• [ABOUT THIS EXERCISE] Give the records again in full, exactly as they appear.

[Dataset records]
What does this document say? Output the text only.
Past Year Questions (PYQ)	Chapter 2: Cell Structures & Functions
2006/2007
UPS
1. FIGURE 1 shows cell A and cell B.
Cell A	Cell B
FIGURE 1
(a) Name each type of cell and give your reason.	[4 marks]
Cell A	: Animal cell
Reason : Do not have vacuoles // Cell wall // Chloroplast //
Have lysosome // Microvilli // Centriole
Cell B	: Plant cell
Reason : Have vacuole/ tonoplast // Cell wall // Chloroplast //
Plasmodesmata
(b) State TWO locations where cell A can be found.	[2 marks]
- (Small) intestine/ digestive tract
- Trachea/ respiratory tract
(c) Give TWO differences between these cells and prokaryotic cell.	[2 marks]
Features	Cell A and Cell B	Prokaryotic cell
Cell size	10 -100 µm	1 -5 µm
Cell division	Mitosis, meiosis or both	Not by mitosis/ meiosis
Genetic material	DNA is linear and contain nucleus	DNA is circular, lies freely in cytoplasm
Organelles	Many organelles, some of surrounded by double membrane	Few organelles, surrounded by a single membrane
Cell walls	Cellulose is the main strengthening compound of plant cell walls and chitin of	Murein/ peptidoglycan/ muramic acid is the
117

• [RESULT OF THE EXERCISE]
What does this document say? Output the text only.
Past Year Questions (PYQ)	Chapter 2: Cell Structures & Functions
2006/2007
UPS
1. FIGURE 1 shows cell A and cell B.
Cell A	Cell B
FIGURE 1
(a) Name each type of cell and give your reason.	[4 marks]
Cell A	: Animal cell
Reason : Do not have vacuoles // Cell wall // Chloroplast //
Have lysosome // Microvilli // Centriole
Cell B	: Plant cell
Reason : Have vacuole/ tonoplast // Cell wall // Chloroplast //
Plasmodesmata
(b) State TWO locations where cell A can be found.	[2 marks]
- (Small) intestine/ digestive tract
- Trachea/ respiratory tract
(c) Give TWO differences between these cells and prokaryotic cell.	[2 marks]
Features	Cell A and Cell B	Prokaryotic cell
Cell size	10 -100 µm	1 -5 µm
Cell division	Mitosis, meiosis or both	Not by mitosis/ meiosis
Genetic material	DNA is linear and contain nucleus	DNA is circular, lies freely in cytoplasm
Organelles	Many organelles, some of surrounded by double membrane	Few organelles, surrounded by a single membrane
Cell walls	Cellulose is the main strengthening compound of plant cell walls and chitin of	Murein/ peptidoglycan/ muramic acid is the
117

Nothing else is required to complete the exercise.